_WHAT IS ASKED_
Copy each line that contains the string "average".

_EXCERPTED DATA_

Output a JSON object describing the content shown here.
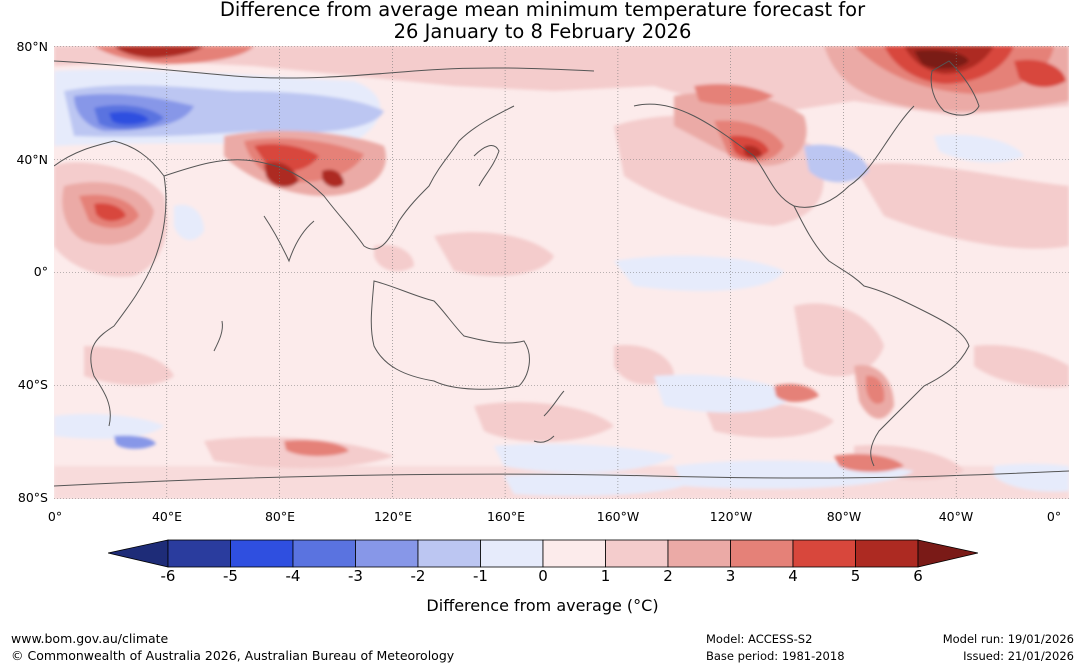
{
  "title_line1": "Difference from average mean minimum temperature forecast for",
  "title_line2": "26 January to 8 February 2026",
  "lat_labels": [
    "80°N",
    "40°N",
    "0°",
    "40°S",
    "80°S"
  ],
  "lon_labels": [
    "0°",
    "40°E",
    "80°E",
    "120°E",
    "160°E",
    "160°W",
    "120°W",
    "80°W",
    "40°W",
    "0°"
  ],
  "colorbar": {
    "ticks": [
      "-6",
      "-5",
      "-4",
      "-3",
      "-2",
      "-1",
      "0",
      "1",
      "2",
      "3",
      "4",
      "5",
      "6"
    ],
    "colors": [
      "#2a3c9e",
      "#2f4fe0",
      "#5a73e0",
      "#8797e8",
      "#bcc6f2",
      "#e6ebfb",
      "#fcebeb",
      "#f4cccc",
      "#ebaaa6",
      "#e58178",
      "#d8473c",
      "#ad2a22"
    ],
    "under_color": "#1e2c78",
    "over_color": "#7a1a17",
    "label": "Difference from average (",
    "label_unit": "°C",
    "label_close": ")"
  },
  "footer": {
    "website": "www.bom.gov.au/climate",
    "copyright": "© Commonwealth of Australia 2026, Australian Bureau of Meteorology",
    "model": "Model: ACCESS-S2",
    "base_period": "Base period: 1981-2018",
    "model_run": "Model run: 19/01/2026",
    "issued": "Issued: 21/01/2026"
  }
}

_TASK RESULT_
  "title_line1": "Difference from average mean minimum temperature forecast for",
    "label": "Difference from average (",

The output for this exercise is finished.